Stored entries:
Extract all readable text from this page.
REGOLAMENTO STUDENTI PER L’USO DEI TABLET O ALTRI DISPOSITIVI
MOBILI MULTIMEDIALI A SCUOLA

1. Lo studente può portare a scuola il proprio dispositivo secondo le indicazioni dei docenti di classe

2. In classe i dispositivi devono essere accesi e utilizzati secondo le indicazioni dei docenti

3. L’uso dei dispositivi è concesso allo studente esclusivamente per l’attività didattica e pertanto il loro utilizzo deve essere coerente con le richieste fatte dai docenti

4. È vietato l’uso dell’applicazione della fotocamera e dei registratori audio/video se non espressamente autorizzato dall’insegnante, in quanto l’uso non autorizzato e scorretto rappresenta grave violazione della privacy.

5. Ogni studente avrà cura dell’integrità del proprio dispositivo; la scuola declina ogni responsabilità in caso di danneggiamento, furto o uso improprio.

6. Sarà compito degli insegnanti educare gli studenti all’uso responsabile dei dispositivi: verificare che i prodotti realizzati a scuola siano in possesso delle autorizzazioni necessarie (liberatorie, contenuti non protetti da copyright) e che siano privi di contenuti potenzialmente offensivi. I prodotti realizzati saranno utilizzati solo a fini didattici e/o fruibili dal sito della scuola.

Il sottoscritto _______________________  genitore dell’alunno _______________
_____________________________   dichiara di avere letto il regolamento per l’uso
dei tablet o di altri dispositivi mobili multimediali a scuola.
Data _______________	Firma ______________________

Instructions for the task
Exactly reproduce all of the entries above.

Result of the exercise
Extract all readable text from this page.
REGOLAMENTO STUDENTI PER L’USO DEI TABLET O ALTRI DISPOSITIVI
MOBILI MULTIMEDIALI A SCUOLA

1. Lo studente può portare a scuola il proprio dispositivo secondo le indicazioni dei docenti di classe

2. In classe i dispositivi devono essere accesi e utilizzati secondo le indicazioni dei docenti

3. L’uso dei dispositivi è concesso allo studente esclusivamente per l’attività didattica e pertanto il loro utilizzo deve essere coerente con le richieste fatte dai docenti

4. È vietato l’uso dell’applicazione della fotocamera e dei registratori audio/video se non espressamente autorizzato dall’insegnante, in quanto l’uso non autorizzato e scorretto rappresenta grave violazione della privacy.

5. Ogni studente avrà cura dell’integrità del proprio dispositivo; la scuola declina ogni responsabilità in caso di danneggiamento, furto o uso improprio.

6. Sarà compito degli insegnanti educare gli studenti all’uso responsabile dei dispositivi: verificare che i prodotti realizzati a scuola siano in possesso delle autorizzazioni necessarie (liberatorie, contenuti non protetti da copyright) e che siano privi di contenuti potenzialmente offensivi. I prodotti realizzati saranno utilizzati solo a fini didattici e/o fruibili dal sito della scuola.

Il sottoscritto _______________________  genitore dell’alunno _______________
_____________________________   dichiara di avere letto il regolamento per l’uso
dei tablet o di altri dispositivi mobili multimediali a scuola.
Data _______________	Firma ______________________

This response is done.